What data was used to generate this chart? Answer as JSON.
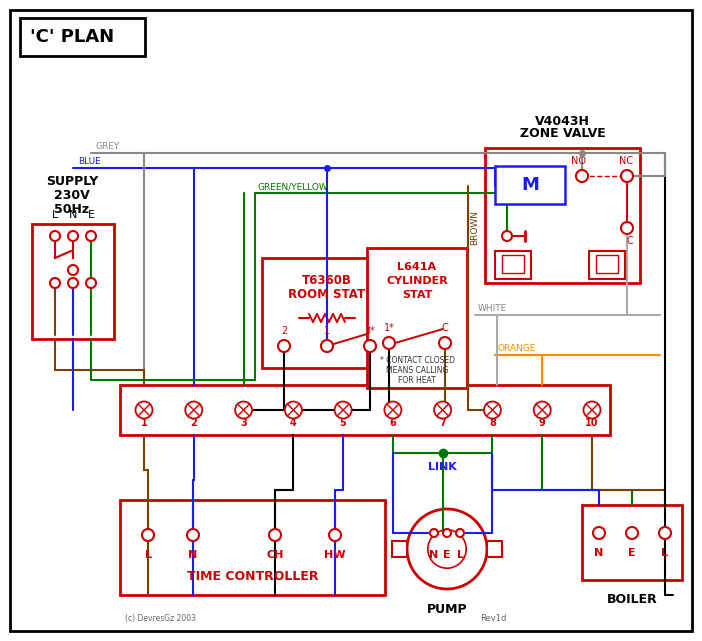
{
  "title": "'C' PLAN",
  "red": "#cc0000",
  "blue": "#1a1aff",
  "green": "#007700",
  "grey": "#888888",
  "brown": "#7B3F00",
  "orange": "#FF8C00",
  "white_wire": "#aaaaaa",
  "black_wire": "#000000",
  "zone_valve_title_1": "V4043H",
  "zone_valve_title_2": "ZONE VALVE",
  "room_stat_title_1": "T6360B",
  "room_stat_title_2": "ROOM STAT",
  "cyl_stat_title_1": "L641A",
  "cyl_stat_title_2": "CYLINDER",
  "cyl_stat_title_3": "STAT",
  "supply_line1": "SUPPLY",
  "supply_line2": "230V",
  "supply_line3": "50Hz",
  "supply_lne_l": "L",
  "supply_lne_n": "N",
  "supply_lne_e": "E",
  "tc_label": "TIME CONTROLLER",
  "pump_label": "PUMP",
  "boiler_label": "BOILER",
  "link_label": "LINK",
  "footnote_1": "* CONTACT CLOSED",
  "footnote_2": "MEANS CALLING",
  "footnote_3": "FOR HEAT",
  "copyright": "(c) DevresGz 2003",
  "revision": "Rev1d",
  "lbl_grey": "GREY",
  "lbl_blue": "BLUE",
  "lbl_gy": "GREEN/YELLOW",
  "lbl_brown": "BROWN",
  "lbl_white": "WHITE",
  "lbl_orange": "ORANGE"
}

→ **EXERCISE OBJECTIVE**:
Every record above must be given again exactly; drop the pictures.

→ **EXERCISE OUTPUT**:
What data was used to generate this chart? Answer as JSON.
{
  "title": "'C' PLAN",
  "red": "#cc0000",
  "blue": "#1a1aff",
  "green": "#007700",
  "grey": "#888888",
  "brown": "#7B3F00",
  "orange": "#FF8C00",
  "white_wire": "#aaaaaa",
  "black_wire": "#000000",
  "zone_valve_title_1": "V4043H",
  "zone_valve_title_2": "ZONE VALVE",
  "room_stat_title_1": "T6360B",
  "room_stat_title_2": "ROOM STAT",
  "cyl_stat_title_1": "L641A",
  "cyl_stat_title_2": "CYLINDER",
  "cyl_stat_title_3": "STAT",
  "supply_line1": "SUPPLY",
  "supply_line2": "230V",
  "supply_line3": "50Hz",
  "supply_lne_l": "L",
  "supply_lne_n": "N",
  "supply_lne_e": "E",
  "tc_label": "TIME CONTROLLER",
  "pump_label": "PUMP",
  "boiler_label": "BOILER",
  "link_label": "LINK",
  "footnote_1": "* CONTACT CLOSED",
  "footnote_2": "MEANS CALLING",
  "footnote_3": "FOR HEAT",
  "copyright": "(c) DevresGz 2003",
  "revision": "Rev1d",
  "lbl_grey": "GREY",
  "lbl_blue": "BLUE",
  "lbl_gy": "GREEN/YELLOW",
  "lbl_brown": "BROWN",
  "lbl_white": "WHITE",
  "lbl_orange": "ORANGE"
}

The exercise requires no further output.